[PROBLEM STATEMENT] Reproduce the following material exactly, including every line.

[TASK INPUTS]
####################

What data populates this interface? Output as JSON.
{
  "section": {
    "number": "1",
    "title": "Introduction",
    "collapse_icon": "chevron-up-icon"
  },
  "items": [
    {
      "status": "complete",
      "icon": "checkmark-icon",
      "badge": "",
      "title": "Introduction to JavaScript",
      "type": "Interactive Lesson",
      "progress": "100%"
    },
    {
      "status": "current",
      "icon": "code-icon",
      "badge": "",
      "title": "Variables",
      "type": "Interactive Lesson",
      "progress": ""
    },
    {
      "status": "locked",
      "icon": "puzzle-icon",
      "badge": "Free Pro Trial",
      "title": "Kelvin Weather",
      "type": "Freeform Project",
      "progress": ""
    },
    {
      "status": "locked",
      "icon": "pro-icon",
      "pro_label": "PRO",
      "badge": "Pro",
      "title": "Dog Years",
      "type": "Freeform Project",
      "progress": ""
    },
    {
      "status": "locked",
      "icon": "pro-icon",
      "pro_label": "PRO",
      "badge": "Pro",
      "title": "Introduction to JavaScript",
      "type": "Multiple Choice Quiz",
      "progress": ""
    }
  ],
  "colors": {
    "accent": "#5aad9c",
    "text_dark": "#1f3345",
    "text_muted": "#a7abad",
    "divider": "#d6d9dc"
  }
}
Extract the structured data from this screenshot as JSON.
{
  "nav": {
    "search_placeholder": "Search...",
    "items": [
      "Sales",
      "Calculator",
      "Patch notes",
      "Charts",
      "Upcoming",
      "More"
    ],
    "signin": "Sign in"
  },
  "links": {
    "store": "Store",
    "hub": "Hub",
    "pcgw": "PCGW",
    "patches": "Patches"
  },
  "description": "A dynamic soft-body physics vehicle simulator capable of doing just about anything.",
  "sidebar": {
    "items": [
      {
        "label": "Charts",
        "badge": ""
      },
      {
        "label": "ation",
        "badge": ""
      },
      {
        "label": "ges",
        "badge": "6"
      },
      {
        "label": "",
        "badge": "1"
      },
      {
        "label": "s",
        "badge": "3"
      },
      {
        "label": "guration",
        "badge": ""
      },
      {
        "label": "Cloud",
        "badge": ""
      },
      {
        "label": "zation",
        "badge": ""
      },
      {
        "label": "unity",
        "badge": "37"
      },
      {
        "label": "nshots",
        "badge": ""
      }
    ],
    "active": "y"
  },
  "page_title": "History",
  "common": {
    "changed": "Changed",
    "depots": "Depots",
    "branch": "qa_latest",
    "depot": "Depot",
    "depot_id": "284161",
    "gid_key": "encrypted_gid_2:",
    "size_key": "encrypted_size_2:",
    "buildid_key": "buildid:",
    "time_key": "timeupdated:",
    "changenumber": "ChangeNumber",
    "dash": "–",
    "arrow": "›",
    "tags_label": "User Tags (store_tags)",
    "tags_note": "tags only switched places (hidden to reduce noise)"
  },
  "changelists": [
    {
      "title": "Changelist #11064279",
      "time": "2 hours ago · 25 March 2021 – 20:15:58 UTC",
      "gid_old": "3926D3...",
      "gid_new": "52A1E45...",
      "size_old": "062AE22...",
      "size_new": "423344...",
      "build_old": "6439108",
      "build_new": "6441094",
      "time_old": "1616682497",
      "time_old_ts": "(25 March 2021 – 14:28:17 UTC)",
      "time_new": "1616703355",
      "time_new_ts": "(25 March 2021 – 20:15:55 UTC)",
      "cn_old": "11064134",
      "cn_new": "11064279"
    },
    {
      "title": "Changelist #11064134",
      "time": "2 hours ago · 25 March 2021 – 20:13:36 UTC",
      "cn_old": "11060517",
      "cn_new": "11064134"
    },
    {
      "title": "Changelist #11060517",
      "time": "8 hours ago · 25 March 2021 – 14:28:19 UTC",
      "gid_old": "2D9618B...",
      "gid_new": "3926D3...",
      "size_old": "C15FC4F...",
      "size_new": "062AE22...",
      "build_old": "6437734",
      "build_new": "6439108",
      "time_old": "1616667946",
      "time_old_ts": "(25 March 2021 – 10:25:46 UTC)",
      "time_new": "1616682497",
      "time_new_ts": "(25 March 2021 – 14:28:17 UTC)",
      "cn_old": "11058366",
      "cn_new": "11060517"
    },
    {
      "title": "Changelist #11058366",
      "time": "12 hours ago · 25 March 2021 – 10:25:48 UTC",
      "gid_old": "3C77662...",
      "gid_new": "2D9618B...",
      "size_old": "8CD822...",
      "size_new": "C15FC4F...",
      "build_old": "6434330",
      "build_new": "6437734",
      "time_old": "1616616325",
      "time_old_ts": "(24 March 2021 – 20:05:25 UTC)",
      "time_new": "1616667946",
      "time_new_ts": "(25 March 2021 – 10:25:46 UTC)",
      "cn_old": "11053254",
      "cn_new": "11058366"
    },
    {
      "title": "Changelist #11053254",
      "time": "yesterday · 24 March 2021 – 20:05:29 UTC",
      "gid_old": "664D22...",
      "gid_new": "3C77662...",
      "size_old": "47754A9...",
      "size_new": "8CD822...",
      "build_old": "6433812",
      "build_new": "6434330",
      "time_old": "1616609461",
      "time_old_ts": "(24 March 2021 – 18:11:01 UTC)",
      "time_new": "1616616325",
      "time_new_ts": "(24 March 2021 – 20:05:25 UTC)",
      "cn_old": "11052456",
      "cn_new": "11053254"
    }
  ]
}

####################

[RESULT OF THIS TASK]
What data populates this interface? Output as JSON.
{
  "section": {
    "number": "1",
    "title": "Introduction",
    "collapse_icon": "chevron-up-icon"
  },
  "items": [
    {
      "status": "complete",
      "icon": "checkmark-icon",
      "badge": "",
      "title": "Introduction to JavaScript",
      "type": "Interactive Lesson",
      "progress": "100%"
    },
    {
      "status": "current",
      "icon": "code-icon",
      "badge": "",
      "title": "Variables",
      "type": "Interactive Lesson",
      "progress": ""
    },
    {
      "status": "locked",
      "icon": "puzzle-icon",
      "badge": "Free Pro Trial",
      "title": "Kelvin Weather",
      "type": "Freeform Project",
      "progress": ""
    },
    {
      "status": "locked",
      "icon": "pro-icon",
      "pro_label": "PRO",
      "badge": "Pro",
      "title": "Dog Years",
      "type": "Freeform Project",
      "progress": ""
    },
    {
      "status": "locked",
      "icon": "pro-icon",
      "pro_label": "PRO",
      "badge": "Pro",
      "title": "Introduction to JavaScript",
      "type": "Multiple Choice Quiz",
      "progress": ""
    }
  ],
  "colors": {
    "accent": "#5aad9c",
    "text_dark": "#1f3345",
    "text_muted": "#a7abad",
    "divider": "#d6d9dc"
  }
}
Extract the structured data from this screenshot as JSON.
{
  "nav": {
    "search_placeholder": "Search...",
    "items": [
      "Sales",
      "Calculator",
      "Patch notes",
      "Charts",
      "Upcoming",
      "More"
    ],
    "signin": "Sign in"
  },
  "links": {
    "store": "Store",
    "hub": "Hub",
    "pcgw": "PCGW",
    "patches": "Patches"
  },
  "description": "A dynamic soft-body physics vehicle simulator capable of doing just about anything.",
  "sidebar": {
    "items": [
      {
        "label": "Charts",
        "badge": ""
      },
      {
        "label": "ation",
        "badge": ""
      },
      {
        "label": "ges",
        "badge": "6"
      },
      {
        "label": "",
        "badge": "1"
      },
      {
        "label": "s",
        "badge": "3"
      },
      {
        "label": "guration",
        "badge": ""
      },
      {
        "label": "Cloud",
        "badge": ""
      },
      {
        "label": "zation",
        "badge": ""
      },
      {
        "label": "unity",
        "badge": "37"
      },
      {
        "label": "nshots",
        "badge": ""
      }
    ],
    "active": "y"
  },
  "page_title": "History",
  "common": {
    "changed": "Changed",
    "depots": "Depots",
    "branch": "qa_latest",
    "depot": "Depot",
    "depot_id": "284161",
    "gid_key": "encrypted_gid_2:",
    "size_key": "encrypted_size_2:",
    "buildid_key": "buildid:",
    "time_key": "timeupdated:",
    "changenumber": "ChangeNumber",
    "dash": "–",
    "arrow": "›",
    "tags_label": "User Tags (store_tags)",
    "tags_note": "tags only switched places (hidden to reduce noise)"
  },
  "changelists": [
    {
      "title": "Changelist #11064279",
      "time": "2 hours ago · 25 March 2021 – 20:15:58 UTC",
      "gid_old": "3926D3...",
      "gid_new": "52A1E45...",
      "size_old": "062AE22...",
      "size_new": "423344...",
      "build_old": "6439108",
      "build_new": "6441094",
      "time_old": "1616682497",
      "time_old_ts": "(25 March 2021 – 14:28:17 UTC)",
      "time_new": "1616703355",
      "time_new_ts": "(25 March 2021 – 20:15:55 UTC)",
      "cn_old": "11064134",
      "cn_new": "11064279"
    },
    {
      "title": "Changelist #11064134",
      "time": "2 hours ago · 25 March 2021 – 20:13:36 UTC",
      "cn_old": "11060517",
      "cn_new": "11064134"
    },
    {
      "title": "Changelist #11060517",
      "time": "8 hours ago · 25 March 2021 – 14:28:19 UTC",
      "gid_old": "2D9618B...",
      "gid_new": "3926D3...",
      "size_old": "C15FC4F...",
      "size_new": "062AE22...",
      "build_old": "6437734",
      "build_new": "6439108",
      "time_old": "1616667946",
      "time_old_ts": "(25 March 2021 – 10:25:46 UTC)",
      "time_new": "1616682497",
      "time_new_ts": "(25 March 2021 – 14:28:17 UTC)",
      "cn_old": "11058366",
      "cn_new": "11060517"
    },
    {
      "title": "Changelist #11058366",
      "time": "12 hours ago · 25 March 2021 – 10:25:48 UTC",
      "gid_old": "3C77662...",
      "gid_new": "2D9618B...",
      "size_old": "8CD822...",
      "size_new": "C15FC4F...",
      "build_old": "6434330",
      "build_new": "6437734",
      "time_old": "1616616325",
      "time_old_ts": "(24 March 2021 – 20:05:25 UTC)",
      "time_new": "1616667946",
      "time_new_ts": "(25 March 2021 – 10:25:46 UTC)",
      "cn_old": "11053254",
      "cn_new": "11058366"
    },
    {
      "title": "Changelist #11053254",
      "time": "yesterday · 24 March 2021 – 20:05:29 UTC",
      "gid_old": "664D22...",
      "gid_new": "3C77662...",
      "size_old": "47754A9...",
      "size_new": "8CD822...",
      "build_old": "6433812",
      "build_new": "6434330",
      "time_old": "1616609461",
      "time_old_ts": "(24 March 2021 – 18:11:01 UTC)",
      "time_new": "1616616325",
      "time_new_ts": "(24 March 2021 – 20:05:25 UTC)",
      "cn_old": "11052456",
      "cn_new": "11053254"
    }
  ]
}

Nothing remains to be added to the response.